[Stored data entries]

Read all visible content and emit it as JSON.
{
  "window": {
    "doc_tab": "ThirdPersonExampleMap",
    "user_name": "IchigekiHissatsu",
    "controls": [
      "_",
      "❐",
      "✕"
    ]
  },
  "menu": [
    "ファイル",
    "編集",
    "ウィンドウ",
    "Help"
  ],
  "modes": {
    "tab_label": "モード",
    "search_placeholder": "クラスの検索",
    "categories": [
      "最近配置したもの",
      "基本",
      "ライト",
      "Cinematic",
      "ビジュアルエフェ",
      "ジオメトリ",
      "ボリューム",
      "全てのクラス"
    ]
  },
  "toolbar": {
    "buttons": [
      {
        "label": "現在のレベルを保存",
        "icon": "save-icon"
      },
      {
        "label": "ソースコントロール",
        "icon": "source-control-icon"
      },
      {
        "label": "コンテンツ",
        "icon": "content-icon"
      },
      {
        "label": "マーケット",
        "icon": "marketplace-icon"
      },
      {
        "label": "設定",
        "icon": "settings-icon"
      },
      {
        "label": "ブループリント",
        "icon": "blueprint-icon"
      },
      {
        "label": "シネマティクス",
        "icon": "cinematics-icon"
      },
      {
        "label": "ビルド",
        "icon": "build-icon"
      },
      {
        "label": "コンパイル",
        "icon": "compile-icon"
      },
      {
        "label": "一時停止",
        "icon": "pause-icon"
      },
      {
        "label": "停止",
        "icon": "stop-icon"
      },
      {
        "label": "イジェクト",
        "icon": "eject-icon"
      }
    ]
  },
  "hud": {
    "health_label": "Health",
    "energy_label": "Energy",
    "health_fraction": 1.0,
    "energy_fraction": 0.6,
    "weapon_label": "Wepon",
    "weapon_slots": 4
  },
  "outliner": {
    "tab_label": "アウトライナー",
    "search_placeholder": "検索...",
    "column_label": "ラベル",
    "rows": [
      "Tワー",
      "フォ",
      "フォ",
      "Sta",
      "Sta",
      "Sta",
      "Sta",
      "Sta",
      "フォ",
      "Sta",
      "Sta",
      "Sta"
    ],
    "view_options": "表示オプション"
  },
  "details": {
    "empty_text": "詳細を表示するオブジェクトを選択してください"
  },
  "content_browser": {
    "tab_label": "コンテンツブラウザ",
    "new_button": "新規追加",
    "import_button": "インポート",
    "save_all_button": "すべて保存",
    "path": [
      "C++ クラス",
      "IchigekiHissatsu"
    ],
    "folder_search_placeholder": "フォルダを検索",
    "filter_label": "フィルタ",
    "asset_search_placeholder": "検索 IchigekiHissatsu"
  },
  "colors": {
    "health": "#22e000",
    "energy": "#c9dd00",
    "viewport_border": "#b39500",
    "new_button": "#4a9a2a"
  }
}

:: WORK INSTRUCTIONS ::
Report only how many lines in the entries contain "IchigekiHissatsu".

:: EXERCISE RESULT ::
3